*Task requirements*.
A - Duplicate the passage of the blue carbon article between "Text: Lisa Bergqvist" and "global climate discussions.", inclusive.
B - Pick up the article on blue carbon and methane emissions along Baltic Sea coasts from the point where it stops.

*Source*.
_ _ _ _ _
2021.08.31

2021.08.31

Blue carbon and methane emissions – how coasts and climate are connected

The coastal ecosystems in the Baltic Sea are important for the climate – both by taking up carbon dioxide from the atmosphere and by emitting methane. But are the Baltic Sea coasts net sinks or sources of carbon? At a recent Baltic Breakfast webinar, Camilla Gustafsson and Florian Roth presented their research and launched a new policy brief on the topic.

Text: Lisa Bergqvist

The ocean’s ability to capture carbon dioxide from the atmosphere, so called blue carbon, is gaining increasing attention in global climate discussions.

In particular, carbon dioxide is captured through photosynthesis by vegetated ecosystems, such as seagrass meadows, coastal marshes, mangrove forests and macroalgal belts, describes Camilla Gustafsson, researcher at Tvärminne Zoological Station, University of Helsinki.
_ _ _ _ _
*Data provided*.
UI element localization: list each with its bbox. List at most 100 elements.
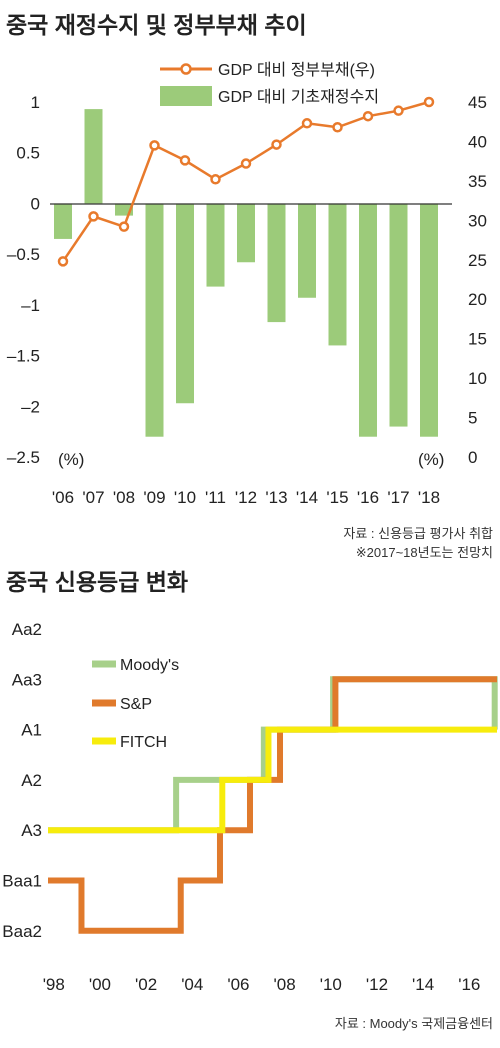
_ _ _ _ _
*Results by task*.
A -
Text: Lisa Bergqvist

The ocean’s ability to capture carbon dioxide from the atmosphere, so called blue carbon, is gaining increasing attention in global climate discussions.

B -
 – This carbon uptake can result in short term storage in plant and algae, but more importantly to a long-term sequestration within the seafloor. Through continuous sedimentation the organic material is buried in the sediments where they can remain for millennia and is then called a carbon sink, she explains.

The blue carbon ecosystems have a substantially larger carbon burial rate than terrestrial ecosystems and a recent study estimated the monetary value of the carbon sequestered by such ecosystems to 190 billion US dollars per year.

Camilla Gustafsson, Tvärminne Zoological Station.

Large variability in the Baltic Sea

In the Baltic Sea, the blue carbon ecosystems are represented by seagrass meadows, macroalgal belts and reed beds. The seagrass meadows mainly consist of eelgrass, Zostera marina, but the shallow bays in the brackish parts of the Baltic Sea are often vegetated with other rooted plant of freshwater origin, whose contribution to blue carbon remains unknown.

Kelp and other macroalgae, such as bladderwrack which is commonly found in the Baltic Sea, has recently been classified as blue carbon ecosystems. 

 – They often grow on hard substrate and don’t necessarily store carbon where they live, but they can be transported by currents to the deep sea, where they sink and can be sequestered, says Camilla Gustafsson.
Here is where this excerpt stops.